* TASK REQUIREMENTS
Single out the lines of the material that contain "JSON" and copy them.

═══ SOURCE DATA ═══

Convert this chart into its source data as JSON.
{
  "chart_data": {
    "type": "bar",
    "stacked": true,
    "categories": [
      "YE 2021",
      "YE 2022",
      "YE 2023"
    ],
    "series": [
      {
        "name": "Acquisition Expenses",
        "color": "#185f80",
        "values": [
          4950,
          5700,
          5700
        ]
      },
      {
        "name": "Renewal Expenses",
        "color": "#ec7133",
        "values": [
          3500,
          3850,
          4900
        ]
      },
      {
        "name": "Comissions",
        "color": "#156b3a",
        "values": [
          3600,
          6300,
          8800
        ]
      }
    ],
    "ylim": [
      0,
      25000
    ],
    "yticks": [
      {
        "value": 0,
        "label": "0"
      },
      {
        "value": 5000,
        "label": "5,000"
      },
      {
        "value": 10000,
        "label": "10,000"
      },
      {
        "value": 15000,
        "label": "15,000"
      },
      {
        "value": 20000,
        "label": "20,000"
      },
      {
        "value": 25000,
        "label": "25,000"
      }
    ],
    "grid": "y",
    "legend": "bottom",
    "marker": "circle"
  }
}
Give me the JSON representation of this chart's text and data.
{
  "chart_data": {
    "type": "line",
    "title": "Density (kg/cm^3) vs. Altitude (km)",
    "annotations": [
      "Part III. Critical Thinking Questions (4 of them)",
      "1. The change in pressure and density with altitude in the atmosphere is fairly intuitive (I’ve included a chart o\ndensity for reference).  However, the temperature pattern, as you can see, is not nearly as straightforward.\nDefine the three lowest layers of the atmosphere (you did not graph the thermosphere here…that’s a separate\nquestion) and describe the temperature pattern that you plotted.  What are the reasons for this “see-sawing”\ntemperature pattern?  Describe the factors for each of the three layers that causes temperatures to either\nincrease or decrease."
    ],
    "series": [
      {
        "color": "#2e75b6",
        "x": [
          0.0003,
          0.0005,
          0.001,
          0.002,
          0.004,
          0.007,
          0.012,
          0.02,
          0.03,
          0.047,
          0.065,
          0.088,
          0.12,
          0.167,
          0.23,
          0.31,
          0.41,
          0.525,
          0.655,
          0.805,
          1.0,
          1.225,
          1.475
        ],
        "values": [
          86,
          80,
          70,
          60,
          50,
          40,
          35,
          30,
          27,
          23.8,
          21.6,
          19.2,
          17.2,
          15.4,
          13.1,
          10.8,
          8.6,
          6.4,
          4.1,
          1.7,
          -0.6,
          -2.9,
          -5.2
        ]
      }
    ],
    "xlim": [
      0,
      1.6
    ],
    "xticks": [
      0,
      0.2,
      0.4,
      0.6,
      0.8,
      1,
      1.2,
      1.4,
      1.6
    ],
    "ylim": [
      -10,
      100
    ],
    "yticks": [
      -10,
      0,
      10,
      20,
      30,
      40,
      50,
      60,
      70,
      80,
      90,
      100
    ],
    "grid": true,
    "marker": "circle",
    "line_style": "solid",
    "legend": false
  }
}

═══
═══ SOURCE DATA ═══

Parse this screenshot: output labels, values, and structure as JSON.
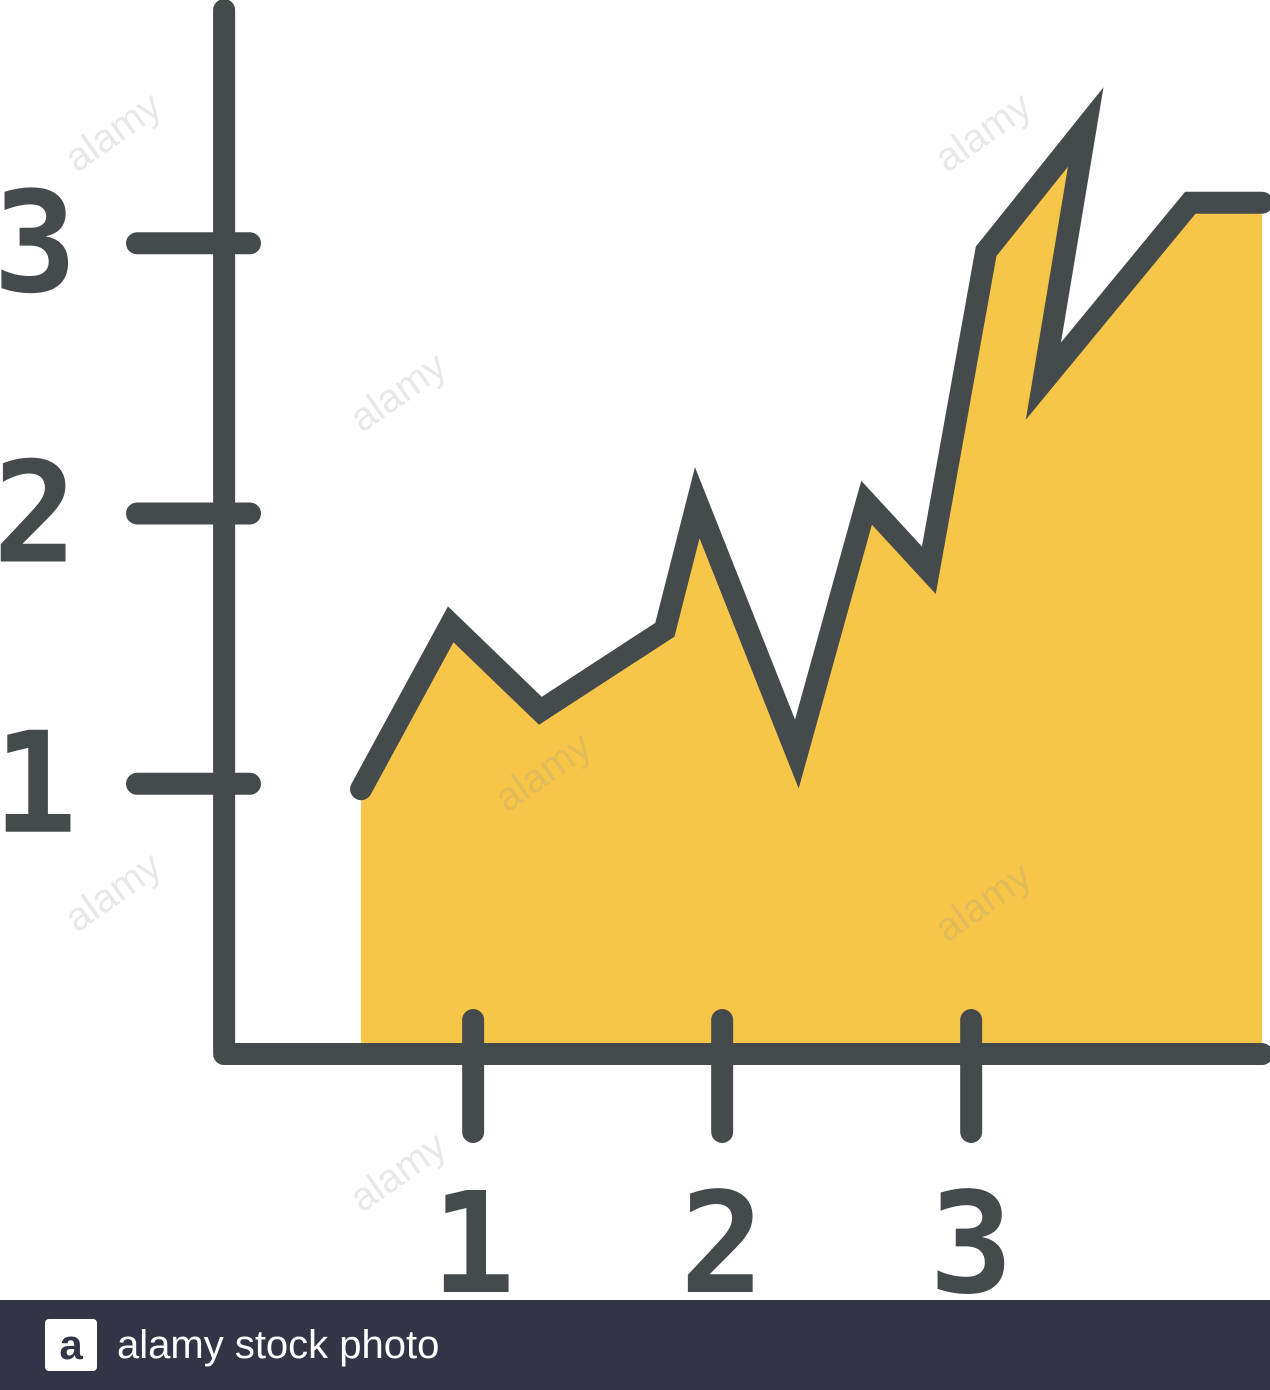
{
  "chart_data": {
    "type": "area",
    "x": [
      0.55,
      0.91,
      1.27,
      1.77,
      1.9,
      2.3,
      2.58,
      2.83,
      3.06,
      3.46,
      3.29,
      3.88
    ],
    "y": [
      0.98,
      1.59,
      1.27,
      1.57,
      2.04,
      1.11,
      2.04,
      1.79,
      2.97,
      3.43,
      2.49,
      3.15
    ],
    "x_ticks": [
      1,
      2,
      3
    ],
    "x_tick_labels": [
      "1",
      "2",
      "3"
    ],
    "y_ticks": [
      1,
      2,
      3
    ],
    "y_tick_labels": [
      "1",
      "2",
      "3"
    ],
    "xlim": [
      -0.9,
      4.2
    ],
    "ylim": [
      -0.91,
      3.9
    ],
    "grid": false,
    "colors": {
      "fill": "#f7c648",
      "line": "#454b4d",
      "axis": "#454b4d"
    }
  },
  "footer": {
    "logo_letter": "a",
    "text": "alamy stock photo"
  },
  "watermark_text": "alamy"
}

═══

* IN RESPONSE
Convert this chart into its source data as JSON.
Give me the JSON representation of this chart's text and data.
Parse this screenshot: output labels, values, and structure as JSON.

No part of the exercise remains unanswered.